Work instructions – Copy out each line containing "sudhan" from the entries below.

Data for this task –
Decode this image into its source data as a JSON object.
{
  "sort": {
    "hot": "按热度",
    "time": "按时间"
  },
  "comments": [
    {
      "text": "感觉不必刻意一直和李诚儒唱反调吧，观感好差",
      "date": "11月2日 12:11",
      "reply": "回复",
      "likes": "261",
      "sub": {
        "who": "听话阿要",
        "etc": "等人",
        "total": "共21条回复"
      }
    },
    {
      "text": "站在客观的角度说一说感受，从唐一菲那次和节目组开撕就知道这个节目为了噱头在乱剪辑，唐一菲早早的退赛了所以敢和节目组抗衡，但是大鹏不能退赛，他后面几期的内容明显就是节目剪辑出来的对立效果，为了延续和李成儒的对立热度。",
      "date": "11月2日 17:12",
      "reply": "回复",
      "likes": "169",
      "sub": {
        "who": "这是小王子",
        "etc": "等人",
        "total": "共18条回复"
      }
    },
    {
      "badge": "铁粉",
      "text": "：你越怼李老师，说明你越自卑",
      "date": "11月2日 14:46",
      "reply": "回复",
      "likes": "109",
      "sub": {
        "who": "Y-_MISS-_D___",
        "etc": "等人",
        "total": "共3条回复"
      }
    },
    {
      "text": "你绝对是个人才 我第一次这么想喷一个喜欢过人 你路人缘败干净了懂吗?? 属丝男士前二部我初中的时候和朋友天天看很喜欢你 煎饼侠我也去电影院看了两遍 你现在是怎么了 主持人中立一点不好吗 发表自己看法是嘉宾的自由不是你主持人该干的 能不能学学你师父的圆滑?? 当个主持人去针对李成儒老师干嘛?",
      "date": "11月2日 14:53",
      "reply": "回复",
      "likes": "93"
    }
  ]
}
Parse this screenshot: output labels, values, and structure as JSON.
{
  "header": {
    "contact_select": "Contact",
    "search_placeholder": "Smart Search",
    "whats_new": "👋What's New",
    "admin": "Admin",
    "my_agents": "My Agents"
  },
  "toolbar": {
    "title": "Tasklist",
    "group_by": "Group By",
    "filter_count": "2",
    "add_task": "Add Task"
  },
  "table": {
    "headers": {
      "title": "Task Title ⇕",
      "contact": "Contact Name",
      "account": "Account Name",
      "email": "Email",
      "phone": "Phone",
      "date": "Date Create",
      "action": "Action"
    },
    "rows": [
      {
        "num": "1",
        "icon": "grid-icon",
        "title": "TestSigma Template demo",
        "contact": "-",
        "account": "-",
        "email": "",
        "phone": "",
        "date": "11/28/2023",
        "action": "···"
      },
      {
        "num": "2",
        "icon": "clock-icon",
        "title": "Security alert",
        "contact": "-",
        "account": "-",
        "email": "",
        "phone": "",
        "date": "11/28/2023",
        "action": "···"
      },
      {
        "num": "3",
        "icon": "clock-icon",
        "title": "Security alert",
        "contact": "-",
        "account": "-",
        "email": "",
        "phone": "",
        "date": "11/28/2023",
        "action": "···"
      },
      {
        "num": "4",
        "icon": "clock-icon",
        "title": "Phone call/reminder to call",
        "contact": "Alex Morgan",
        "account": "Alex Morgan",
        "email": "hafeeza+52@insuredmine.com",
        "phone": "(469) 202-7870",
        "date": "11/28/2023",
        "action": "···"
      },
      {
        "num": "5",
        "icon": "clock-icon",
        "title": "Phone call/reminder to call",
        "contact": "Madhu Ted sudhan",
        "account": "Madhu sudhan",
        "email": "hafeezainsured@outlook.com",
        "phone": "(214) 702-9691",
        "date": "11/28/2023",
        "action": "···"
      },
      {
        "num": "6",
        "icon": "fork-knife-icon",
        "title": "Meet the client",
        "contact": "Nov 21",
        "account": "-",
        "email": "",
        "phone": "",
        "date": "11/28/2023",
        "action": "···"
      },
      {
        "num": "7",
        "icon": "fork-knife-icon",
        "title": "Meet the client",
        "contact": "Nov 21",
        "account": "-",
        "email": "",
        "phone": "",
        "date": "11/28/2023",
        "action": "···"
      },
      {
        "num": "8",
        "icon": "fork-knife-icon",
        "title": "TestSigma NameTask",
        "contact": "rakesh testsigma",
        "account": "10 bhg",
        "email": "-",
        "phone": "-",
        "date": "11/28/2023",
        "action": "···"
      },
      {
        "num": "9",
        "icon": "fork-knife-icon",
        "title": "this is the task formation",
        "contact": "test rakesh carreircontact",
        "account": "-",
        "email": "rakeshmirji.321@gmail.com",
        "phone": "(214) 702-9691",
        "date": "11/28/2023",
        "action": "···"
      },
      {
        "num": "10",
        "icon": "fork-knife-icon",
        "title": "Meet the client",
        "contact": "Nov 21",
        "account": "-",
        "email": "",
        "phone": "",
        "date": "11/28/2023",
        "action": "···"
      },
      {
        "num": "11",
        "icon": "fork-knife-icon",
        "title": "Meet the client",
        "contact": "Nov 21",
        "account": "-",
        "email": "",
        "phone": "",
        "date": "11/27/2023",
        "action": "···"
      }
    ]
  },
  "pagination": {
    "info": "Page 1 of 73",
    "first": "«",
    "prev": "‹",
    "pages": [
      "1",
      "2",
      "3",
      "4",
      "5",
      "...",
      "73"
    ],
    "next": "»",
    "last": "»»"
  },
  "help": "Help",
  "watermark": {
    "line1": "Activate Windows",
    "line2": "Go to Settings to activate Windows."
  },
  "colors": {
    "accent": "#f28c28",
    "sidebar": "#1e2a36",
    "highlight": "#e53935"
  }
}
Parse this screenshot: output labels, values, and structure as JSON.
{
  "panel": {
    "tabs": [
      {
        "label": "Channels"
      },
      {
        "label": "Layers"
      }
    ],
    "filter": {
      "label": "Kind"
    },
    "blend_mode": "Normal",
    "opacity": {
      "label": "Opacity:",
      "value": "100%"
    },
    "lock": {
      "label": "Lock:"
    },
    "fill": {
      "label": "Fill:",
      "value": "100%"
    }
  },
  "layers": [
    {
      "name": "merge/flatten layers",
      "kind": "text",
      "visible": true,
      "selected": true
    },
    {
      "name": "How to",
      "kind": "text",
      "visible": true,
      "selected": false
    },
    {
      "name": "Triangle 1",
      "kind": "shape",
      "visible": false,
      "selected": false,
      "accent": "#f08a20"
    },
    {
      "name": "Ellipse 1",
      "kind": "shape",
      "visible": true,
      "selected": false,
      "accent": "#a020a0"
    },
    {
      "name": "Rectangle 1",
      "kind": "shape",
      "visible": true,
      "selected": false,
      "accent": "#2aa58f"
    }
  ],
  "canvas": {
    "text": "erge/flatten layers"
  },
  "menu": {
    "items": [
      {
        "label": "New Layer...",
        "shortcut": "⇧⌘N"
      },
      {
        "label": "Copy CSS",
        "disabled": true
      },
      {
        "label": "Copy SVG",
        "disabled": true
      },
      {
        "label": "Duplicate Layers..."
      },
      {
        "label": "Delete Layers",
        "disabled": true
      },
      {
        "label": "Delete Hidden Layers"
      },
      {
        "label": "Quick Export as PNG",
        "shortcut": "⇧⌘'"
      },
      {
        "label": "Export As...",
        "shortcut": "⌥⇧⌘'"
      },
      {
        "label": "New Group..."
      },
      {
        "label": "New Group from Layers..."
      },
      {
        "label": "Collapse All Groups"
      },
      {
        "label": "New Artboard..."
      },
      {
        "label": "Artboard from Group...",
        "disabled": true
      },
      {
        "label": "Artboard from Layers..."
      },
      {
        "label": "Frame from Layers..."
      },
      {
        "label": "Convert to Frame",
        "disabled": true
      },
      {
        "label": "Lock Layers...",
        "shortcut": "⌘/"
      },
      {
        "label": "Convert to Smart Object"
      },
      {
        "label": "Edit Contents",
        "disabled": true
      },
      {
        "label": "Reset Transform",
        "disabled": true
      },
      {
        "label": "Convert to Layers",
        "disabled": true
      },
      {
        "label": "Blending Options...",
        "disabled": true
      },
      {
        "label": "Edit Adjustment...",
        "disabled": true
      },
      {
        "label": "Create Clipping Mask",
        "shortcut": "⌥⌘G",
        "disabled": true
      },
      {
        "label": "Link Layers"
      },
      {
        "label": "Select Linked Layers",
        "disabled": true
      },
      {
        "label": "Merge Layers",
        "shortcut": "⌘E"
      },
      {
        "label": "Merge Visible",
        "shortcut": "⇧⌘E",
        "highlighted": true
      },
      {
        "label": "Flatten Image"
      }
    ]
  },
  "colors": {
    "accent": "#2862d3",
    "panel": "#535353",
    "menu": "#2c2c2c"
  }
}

Answer for the task –
        "contact": "Madhu Ted sudhan",
        "account": "Madhu sudhan",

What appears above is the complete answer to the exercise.